(Stored records)
# # #

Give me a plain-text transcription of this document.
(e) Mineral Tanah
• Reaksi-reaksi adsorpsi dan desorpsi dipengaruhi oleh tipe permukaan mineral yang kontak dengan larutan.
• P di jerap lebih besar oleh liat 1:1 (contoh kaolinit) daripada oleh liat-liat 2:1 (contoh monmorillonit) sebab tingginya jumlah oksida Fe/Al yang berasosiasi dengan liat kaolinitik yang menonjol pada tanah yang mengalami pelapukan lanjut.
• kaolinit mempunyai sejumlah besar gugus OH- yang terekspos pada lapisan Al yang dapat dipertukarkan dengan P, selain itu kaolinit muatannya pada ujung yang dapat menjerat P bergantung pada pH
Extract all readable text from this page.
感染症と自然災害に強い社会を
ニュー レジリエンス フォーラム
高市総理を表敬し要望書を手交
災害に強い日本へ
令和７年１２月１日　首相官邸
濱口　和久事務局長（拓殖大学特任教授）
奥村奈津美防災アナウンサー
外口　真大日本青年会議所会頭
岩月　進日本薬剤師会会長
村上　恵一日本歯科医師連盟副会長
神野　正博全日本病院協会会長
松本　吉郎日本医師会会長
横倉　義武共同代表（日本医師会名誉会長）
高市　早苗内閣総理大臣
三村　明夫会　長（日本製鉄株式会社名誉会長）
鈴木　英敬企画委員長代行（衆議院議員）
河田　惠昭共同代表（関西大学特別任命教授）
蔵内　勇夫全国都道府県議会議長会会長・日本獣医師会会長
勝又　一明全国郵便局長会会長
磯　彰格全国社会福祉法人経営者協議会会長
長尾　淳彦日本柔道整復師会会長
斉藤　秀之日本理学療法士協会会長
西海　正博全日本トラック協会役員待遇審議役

# # #

DIRECTION:
Transcribe each record exactly. Leave nothing out.

WRITTEN ANSWER:
Give me a plain-text transcription of this document.
(e) Mineral Tanah
• Reaksi-reaksi adsorpsi dan desorpsi dipengaruhi oleh tipe permukaan mineral yang kontak dengan larutan.
• P di jerap lebih besar oleh liat 1:1 (contoh kaolinit) daripada oleh liat-liat 2:1 (contoh monmorillonit) sebab tingginya jumlah oksida Fe/Al yang berasosiasi dengan liat kaolinitik yang menonjol pada tanah yang mengalami pelapukan lanjut.
• kaolinit mempunyai sejumlah besar gugus OH- yang terekspos pada lapisan Al yang dapat dipertukarkan dengan P, selain itu kaolinit muatannya pada ujung yang dapat menjerat P bergantung pada pH
Extract all readable text from this page.
感染症と自然災害に強い社会を
ニュー レジリエンス フォーラム
高市総理を表敬し要望書を手交
災害に強い日本へ
令和７年１２月１日　首相官邸
濱口　和久事務局長（拓殖大学特任教授）
奥村奈津美防災アナウンサー
外口　真大日本青年会議所会頭
岩月　進日本薬剤師会会長
村上　恵一日本歯科医師連盟副会長
神野　正博全日本病院協会会長
松本　吉郎日本医師会会長
横倉　義武共同代表（日本医師会名誉会長）
高市　早苗内閣総理大臣
三村　明夫会　長（日本製鉄株式会社名誉会長）
鈴木　英敬企画委員長代行（衆議院議員）
河田　惠昭共同代表（関西大学特別任命教授）
蔵内　勇夫全国都道府県議会議長会会長・日本獣医師会会長
勝又　一明全国郵便局長会会長
磯　彰格全国社会福祉法人経営者協議会会長
長尾　淳彦日本柔道整復師会会長
斉藤　秀之日本理学療法士協会会長
西海　正博全日本トラック協会役員待遇審議役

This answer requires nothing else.